> [WORK TO DO]: Your copy should begin at the line containing "Output a JSON" and end at the last line of the records; transcribe those lines exactly and leave out every picture.

--- Begin GIVEN DATA ---

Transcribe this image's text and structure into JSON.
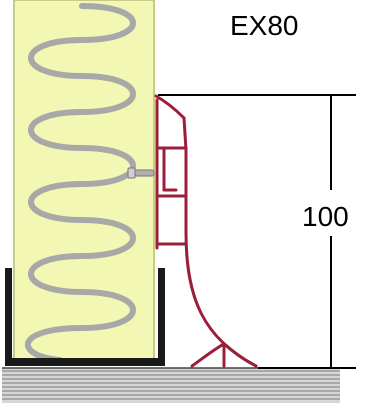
{
  "product": {
    "code": "EX80"
  },
  "dimension": {
    "value": "100"
  },
  "colors": {
    "insulation_fill": "#f2f7b3",
    "insulation_border": "#c8cc88",
    "coil": "#a8a8a8",
    "profile": "#9b1f3a",
    "channel": "#1a1a1a",
    "floor_fill": "#d6d6d6",
    "floor_lines": "#7a7a7a",
    "dimension_lines": "#000000"
  },
  "icons": {
    "fastener": "screw-icon"
  }
}
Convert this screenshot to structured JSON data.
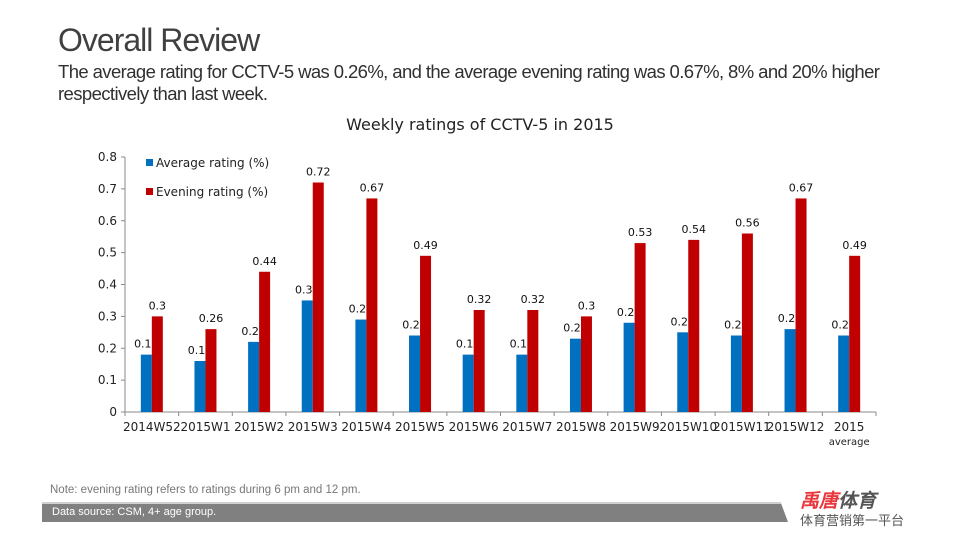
{
  "header": {
    "title": "Overall Review",
    "subtitle": "The average rating for CCTV-5 was 0.26%, and the average evening rating was 0.67%, 8% and 20% higher respectively than last week."
  },
  "footer": {
    "note": "Note: evening rating refers to ratings during 6 pm and 12 pm.",
    "source": "Data source: CSM, 4+ age group.",
    "logo_red": "禹唐",
    "logo_dark": "体育",
    "tagline": "体育营销第一平台"
  },
  "chart_data": {
    "type": "bar",
    "title": "Weekly ratings of CCTV-5 in 2015",
    "xlabel": "",
    "ylabel": "",
    "ylim": [
      0,
      0.8
    ],
    "yticks": [
      "0",
      "0.1",
      "0.2",
      "0.3",
      "0.4",
      "0.5",
      "0.6",
      "0.7",
      "0.8"
    ],
    "legend_position": "top-left",
    "grid": false,
    "categories": [
      "2014W52",
      "2015W1",
      "2015W2",
      "2015W3",
      "2015W4",
      "2015W5",
      "2015W6",
      "2015W7",
      "2015W8",
      "2015W9",
      "2015W10",
      "2015W11",
      "2015W12",
      "2015 average"
    ],
    "series": [
      {
        "name": "Average rating (%)",
        "color": "#0070c0",
        "values": [
          0.18,
          0.16,
          0.22,
          0.35,
          0.29,
          0.24,
          0.18,
          0.18,
          0.23,
          0.28,
          0.25,
          0.24,
          0.26,
          0.24
        ]
      },
      {
        "name": "Evening rating (%)",
        "color": "#c00000",
        "values": [
          0.3,
          0.26,
          0.44,
          0.72,
          0.67,
          0.49,
          0.32,
          0.32,
          0.3,
          0.53,
          0.54,
          0.56,
          0.67,
          0.49
        ]
      }
    ]
  }
}
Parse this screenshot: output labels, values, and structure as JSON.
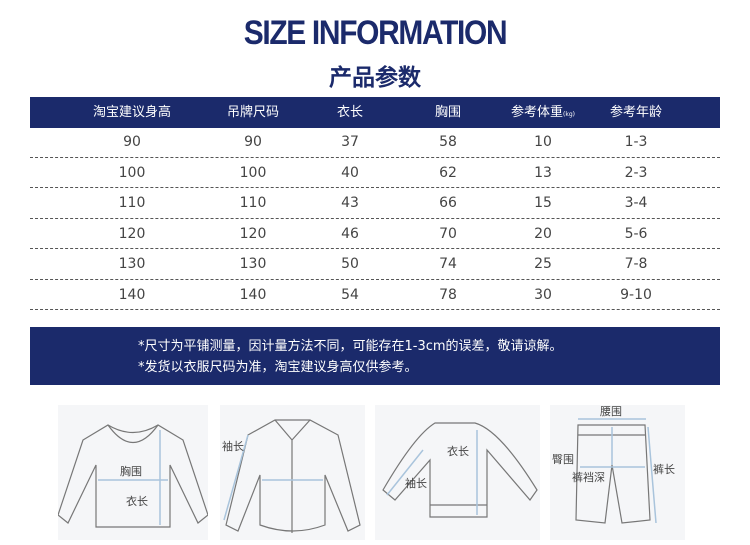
{
  "title": "SIZE INFORMATION",
  "subtitle": "产品参数",
  "table": {
    "headers": [
      "淘宝建议身高",
      "吊牌尺码",
      "衣长",
      "胸围",
      "参考体重",
      "参考年龄"
    ],
    "weight_unit": "(kg)",
    "rows": [
      [
        "90",
        "90",
        "37",
        "58",
        "10",
        "1-3"
      ],
      [
        "100",
        "100",
        "40",
        "62",
        "13",
        "2-3"
      ],
      [
        "110",
        "110",
        "43",
        "66",
        "15",
        "3-4"
      ],
      [
        "120",
        "120",
        "46",
        "70",
        "20",
        "5-6"
      ],
      [
        "130",
        "130",
        "50",
        "74",
        "25",
        "7-8"
      ],
      [
        "140",
        "140",
        "54",
        "78",
        "30",
        "9-10"
      ]
    ]
  },
  "notes": [
    "*尺寸为平铺测量，因计量方法不同，可能存在1-3cm的误差，敬请谅解。",
    "*发货以衣服尺码为准，淘宝建议身高仅供参考。"
  ],
  "diagrams": {
    "tshirt": {
      "chest": "胸围",
      "length": "衣长"
    },
    "shirt": {
      "sleeve": "袖长"
    },
    "sweater": {
      "length": "衣长",
      "sleeve": "袖长"
    },
    "pants": {
      "waist": "腰围",
      "hip": "臀围",
      "rise": "裤裆深",
      "length": "裤长"
    }
  },
  "colors": {
    "navy": "#1b2a6b",
    "measure": "#a9c4dc"
  }
}
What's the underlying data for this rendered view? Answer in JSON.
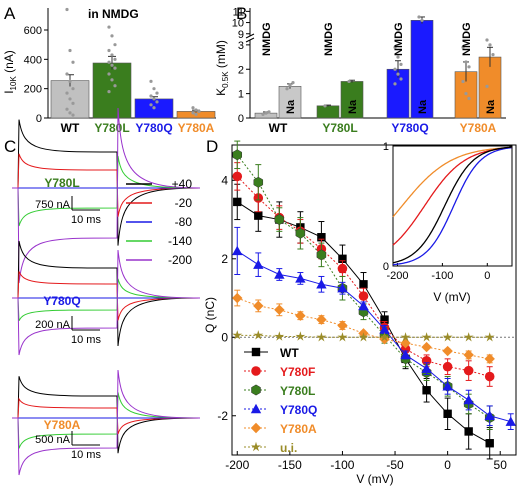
{
  "panel_letters": [
    "A",
    "B",
    "C",
    "D"
  ],
  "colors": {
    "WT": "#000000",
    "Y780F": "#e41a1c",
    "Y780L": "#3a7d1e",
    "Y780Q": "#1a1ae6",
    "Y780A": "#f08c2a",
    "ui": "#9a8c28",
    "bar_WT": "#c0c0c0",
    "bar_Y780L": "#3a7d1e",
    "bar_Y780Q": "#1a1aff",
    "bar_Y780A": "#f08c2a"
  },
  "chart_data": [
    {
      "panel": "A",
      "type": "bar",
      "annotation": "in NMDG",
      "ylabel_main": "I",
      "ylabel_sub": "10K",
      "ylabel_unit": " (nA)",
      "ylim": [
        0,
        750
      ],
      "yticks": [
        0,
        200,
        400,
        600
      ],
      "categories": [
        "WT",
        "Y780L",
        "Y780Q",
        "Y780A"
      ],
      "values": [
        255,
        375,
        130,
        45
      ],
      "errors": [
        40,
        45,
        15,
        8
      ],
      "points": [
        [
          740,
          460,
          380,
          300,
          250,
          200,
          170,
          130,
          100,
          60,
          35,
          20
        ],
        [
          620,
          560,
          500,
          460,
          430,
          400,
          380,
          360,
          340,
          300,
          260,
          220,
          180
        ],
        [
          250,
          200,
          170,
          150,
          130,
          110,
          90,
          70
        ],
        [
          70,
          55,
          45,
          35,
          25
        ]
      ]
    },
    {
      "panel": "B",
      "type": "bar",
      "ylabel_main": "K",
      "ylabel_sub": "0.5K",
      "ylabel_unit": " (mM)",
      "yticks_lower": [
        0,
        1,
        2,
        3
      ],
      "yticks_upper": [
        9,
        10,
        11
      ],
      "categories": [
        "WT",
        "Y780L",
        "Y780Q",
        "Y780A"
      ],
      "groups": [
        {
          "label": "WT",
          "NMDG": 0.2,
          "Na": 1.3,
          "NMDG_err": 0.05,
          "Na_err": 0.1,
          "NMDG_points": [
            0.15,
            0.2,
            0.25
          ],
          "Na_points": [
            1.2,
            1.35,
            1.45
          ]
        },
        {
          "label": "Y780L",
          "NMDG": 0.5,
          "Na": 1.5,
          "NMDG_err": 0.03,
          "Na_err": 0.05,
          "NMDG_points": [
            0.5
          ],
          "Na_points": [
            1.5
          ]
        },
        {
          "label": "Y780Q",
          "NMDG": 2.0,
          "Na": 10.2,
          "NMDG_err": 0.35,
          "Na_err": 0.3,
          "NMDG_points": [
            2.9,
            2.5,
            2.2,
            2.0,
            1.8,
            1.6,
            1.4
          ],
          "Na_points": [
            10.5,
            10.2
          ]
        },
        {
          "label": "Y780A",
          "NMDG": 1.9,
          "Na": 2.5,
          "NMDG_err": 0.4,
          "Na_err": 0.4,
          "NMDG_points": [
            2.9,
            2.3,
            2.1,
            1.5,
            1.0,
            0.8
          ],
          "Na_points": [
            3.2,
            3.0,
            2.6,
            1.3
          ]
        }
      ],
      "series_labels": [
        "NMDG",
        "Na"
      ]
    },
    {
      "panel": "C",
      "type": "line",
      "traces_groups": [
        "Y780L",
        "Y780Q",
        "Y780A"
      ],
      "legend": [
        "+40",
        "-20",
        "-80",
        "-140",
        "-200"
      ],
      "legend_colors": [
        "#000000",
        "#e41a1c",
        "#1a1ae6",
        "#33cc33",
        "#9933cc"
      ],
      "scalebars": [
        {
          "current": "750 nA",
          "time": "10 ms"
        },
        {
          "current": "200 nA",
          "time": "10 ms"
        },
        {
          "current": "500 nA",
          "time": "10 ms"
        }
      ]
    },
    {
      "panel": "D",
      "type": "scatter",
      "xlabel": "V (mV)",
      "ylabel": "Q (nC)",
      "xlim": [
        -205,
        65
      ],
      "ylim": [
        -3.0,
        4.9
      ],
      "xticks": [
        -200,
        -150,
        -100,
        -50,
        0,
        50
      ],
      "yticks": [
        -2,
        0,
        2,
        4
      ],
      "series": [
        {
          "name": "WT",
          "key": "WT",
          "marker": "square",
          "x": [
            -200,
            -180,
            -160,
            -140,
            -120,
            -100,
            -80,
            -60,
            -40,
            -20,
            0,
            20,
            40
          ],
          "y": [
            3.45,
            3.1,
            3.0,
            2.8,
            2.55,
            2.0,
            1.35,
            0.45,
            -0.55,
            -1.35,
            -1.95,
            -2.4,
            -2.7
          ],
          "err": [
            0.45,
            0.4,
            0.45,
            0.4,
            0.4,
            0.35,
            0.3,
            0.2,
            0.25,
            0.3,
            0.4,
            0.45,
            0.4
          ]
        },
        {
          "name": "Y780F",
          "key": "Y780F",
          "marker": "circle",
          "x": [
            -200,
            -180,
            -160,
            -140,
            -120,
            -100,
            -80,
            -60,
            -40,
            -20,
            0,
            20,
            40
          ],
          "y": [
            4.1,
            3.55,
            3.05,
            2.7,
            2.25,
            1.75,
            1.05,
            0.25,
            -0.3,
            -0.6,
            -0.75,
            -0.85,
            -1.0
          ],
          "err": [
            0.35,
            0.35,
            0.3,
            0.3,
            0.25,
            0.2,
            0.2,
            0.15,
            0.15,
            0.15,
            0.2,
            0.25,
            0.25
          ]
        },
        {
          "name": "Y780L",
          "key": "Y780L",
          "marker": "hexagon",
          "x": [
            -200,
            -180,
            -160,
            -140,
            -120,
            -100,
            -80,
            -60,
            -40,
            -20,
            0,
            20,
            40
          ],
          "y": [
            4.65,
            3.95,
            3.0,
            2.65,
            2.1,
            1.25,
            0.65,
            0.05,
            -0.55,
            -0.9,
            -1.25,
            -1.7,
            -2.05
          ],
          "err": [
            0.35,
            0.45,
            0.3,
            0.4,
            0.3,
            0.3,
            0.2,
            0.2,
            0.2,
            0.2,
            0.25,
            0.25,
            0.3
          ]
        },
        {
          "name": "Y780Q",
          "key": "Y780Q",
          "marker": "triangle",
          "x": [
            -200,
            -180,
            -160,
            -140,
            -120,
            -100,
            -80,
            -60,
            -40,
            -20,
            0,
            20,
            40,
            60
          ],
          "y": [
            2.2,
            1.85,
            1.6,
            1.5,
            1.35,
            1.25,
            0.8,
            0.2,
            -0.45,
            -0.8,
            -1.25,
            -1.6,
            -2.0,
            -2.15
          ],
          "err": [
            0.6,
            0.3,
            0.15,
            0.15,
            0.2,
            0.15,
            0.1,
            0.1,
            0.1,
            0.15,
            0.2,
            0.25,
            0.25,
            0.2
          ]
        },
        {
          "name": "Y780A",
          "key": "Y780A",
          "marker": "diamond",
          "x": [
            -200,
            -180,
            -160,
            -140,
            -120,
            -100,
            -80,
            -60,
            -40,
            -20,
            0,
            20,
            40
          ],
          "y": [
            1.0,
            0.8,
            0.7,
            0.55,
            0.45,
            0.3,
            0.1,
            -0.05,
            -0.15,
            -0.25,
            -0.35,
            -0.45,
            -0.55
          ],
          "err": [
            0.2,
            0.15,
            0.15,
            0.1,
            0.1,
            0.1,
            0.05,
            0.05,
            0.05,
            0.05,
            0.05,
            0.1,
            0.1
          ]
        },
        {
          "name": "u.i.",
          "key": "ui",
          "marker": "star",
          "x": [
            -200,
            -180,
            -160,
            -140,
            -120,
            -100,
            -80,
            -60,
            -40,
            -20,
            0,
            20,
            40
          ],
          "y": [
            0.05,
            0.05,
            0.02,
            0.02,
            0.0,
            0.0,
            0.0,
            0.0,
            0.0,
            0.0,
            0.0,
            0.0,
            0.0
          ],
          "err": [
            0,
            0,
            0,
            0,
            0,
            0,
            0,
            0,
            0,
            0,
            0,
            0,
            0
          ]
        }
      ],
      "inset": {
        "xlabel": "V (mV)",
        "xlim": [
          -210,
          55
        ],
        "ylim": [
          0,
          1
        ],
        "xticks": [
          -200,
          -100,
          0
        ],
        "yticks": [
          0,
          1
        ],
        "curves": [
          {
            "key": "Y780A",
            "vhalf": -190,
            "k": 55
          },
          {
            "key": "Y780F",
            "vhalf": -140,
            "k": 45
          },
          {
            "key": "Y780Q",
            "vhalf": -75,
            "k": 30
          },
          {
            "key": "WT",
            "vhalf": -95,
            "k": 32
          }
        ]
      }
    }
  ]
}
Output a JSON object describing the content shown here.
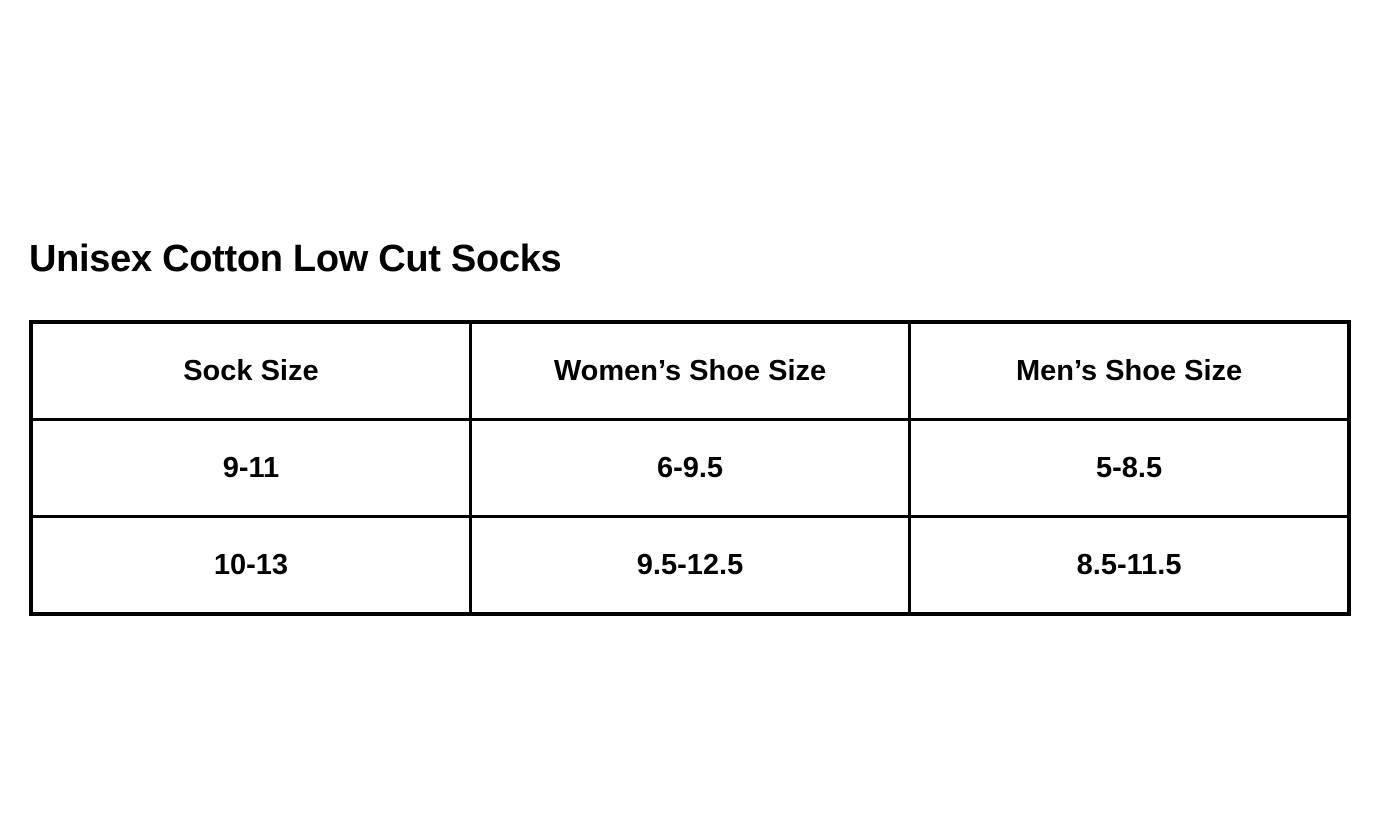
{
  "title": "Unisex Cotton Low Cut Socks",
  "table": {
    "headers": [
      "Sock Size",
      "Women’s Shoe Size",
      "Men’s Shoe Size"
    ],
    "rows": [
      [
        "9-11",
        "6-9.5",
        "5-8.5"
      ],
      [
        "10-13",
        "9.5-12.5",
        "8.5-11.5"
      ]
    ]
  }
}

--- End GIVEN DATA ---

> [WRITTEN RESPONSE]:
Output a JSON object describing the content shown here.
{
  "title": "Unisex Cotton Low Cut Socks",
  "table": {
    "headers": [
      "Sock Size",
      "Women’s Shoe Size",
      "Men’s Shoe Size"
    ],
    "rows": [
      [
        "9-11",
        "6-9.5",
        "5-8.5"
      ],
      [
        "10-13",
        "9.5-12.5",
        "8.5-11.5"
      ]
    ]
  }
}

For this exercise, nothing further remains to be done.